## Written problem
Transcribe every line exactly and omit anything that is a picture.

## Data to use
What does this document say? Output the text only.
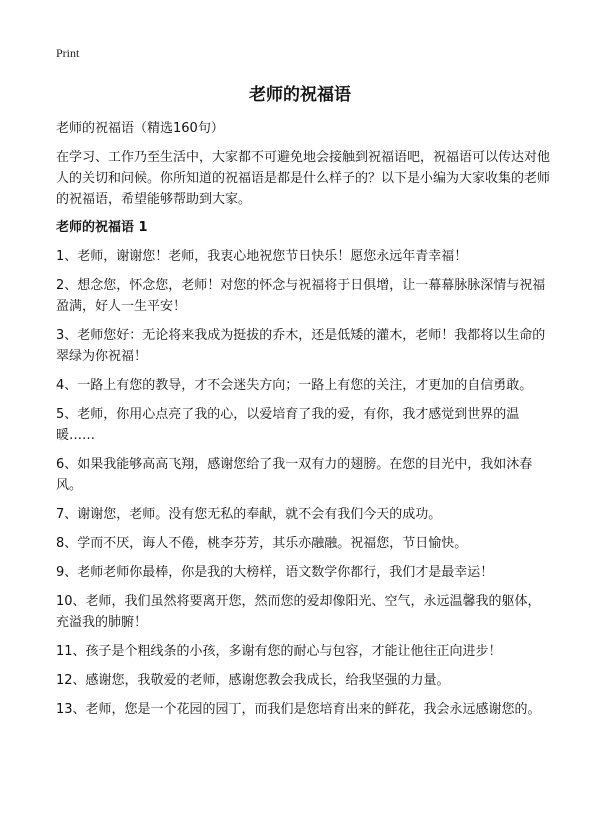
Print
老师的祝福语

老师的祝福语（精选160句）

在学习、工作乃至生活中，大家都不可避免地会接触到祝福语吧，祝福语可以传达对他人的关切和问候。你所知道的祝福语是都是什么样子的？以下是小编为大家收集的老师的祝福语，希望能够帮助到大家。

老师的祝福语 1

1、老师，谢谢您！老师，我衷心地祝您节日快乐！愿您永远年青幸福！

2、想念您，怀念您，老师！对您的怀念与祝福将于日俱增，让一幕幕脉脉深情与祝福盈满，好人一生平安！

3、老师您好：无论将来我成为挺拔的乔木，还是低矮的灌木，老师！我都将以生命的翠绿为你祝福！

4、一路上有您的教导，才不会迷失方向；一路上有您的关注，才更加的自信勇敢。

5、老师，你用心点亮了我的心，以爱培育了我的爱，有你，我才感觉到世界的温暖……

6、如果我能够高高飞翔，感谢您给了我一双有力的翅膀。在您的目光中，我如沐春风。

7、谢谢您，老师。没有您无私的奉献，就不会有我们今天的成功。

8、学而不厌，诲人不倦，桃李芬芳，其乐亦融融。祝福您，节日愉快。

9、老师老师你最棒，你是我的大榜样，语文数学你都行，我们才是最幸运！

10、老师，我们虽然将要离开您，然而您的爱却像阳光、空气，永远温馨我的躯体，充溢我的肺腑！

11、孩子是个粗线条的小孩，多谢有您的耐心与包容，才能让他往正向进步！

12、感谢您，我敬爱的老师，感谢您教会我成长，给我坚强的力量。

13、老师，您是一个花园的园丁，而我们是您培育出来的鲜花，我会永远感谢您的。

## Problem solution
What does this document say? Output the text only.
Print
老师的祝福语

老师的祝福语（精选160句）

在学习、工作乃至生活中，大家都不可避免地会接触到祝福语吧，祝福语可以传达对他人的关切和问候。你所知道的祝福语是都是什么样子的？以下是小编为大家收集的老师的祝福语，希望能够帮助到大家。

老师的祝福语 1

1、老师，谢谢您！老师，我衷心地祝您节日快乐！愿您永远年青幸福！

2、想念您，怀念您，老师！对您的怀念与祝福将于日俱增，让一幕幕脉脉深情与祝福盈满，好人一生平安！

3、老师您好：无论将来我成为挺拔的乔木，还是低矮的灌木，老师！我都将以生命的翠绿为你祝福！

4、一路上有您的教导，才不会迷失方向；一路上有您的关注，才更加的自信勇敢。

5、老师，你用心点亮了我的心，以爱培育了我的爱，有你，我才感觉到世界的温暖……

6、如果我能够高高飞翔，感谢您给了我一双有力的翅膀。在您的目光中，我如沐春风。

7、谢谢您，老师。没有您无私的奉献，就不会有我们今天的成功。

8、学而不厌，诲人不倦，桃李芬芳，其乐亦融融。祝福您，节日愉快。

9、老师老师你最棒，你是我的大榜样，语文数学你都行，我们才是最幸运！

10、老师，我们虽然将要离开您，然而您的爱却像阳光、空气，永远温馨我的躯体，充溢我的肺腑！

11、孩子是个粗线条的小孩，多谢有您的耐心与包容，才能让他往正向进步！

12、感谢您，我敬爱的老师，感谢您教会我成长，给我坚强的力量。

13、老师，您是一个花园的园丁，而我们是您培育出来的鲜花，我会永远感谢您的。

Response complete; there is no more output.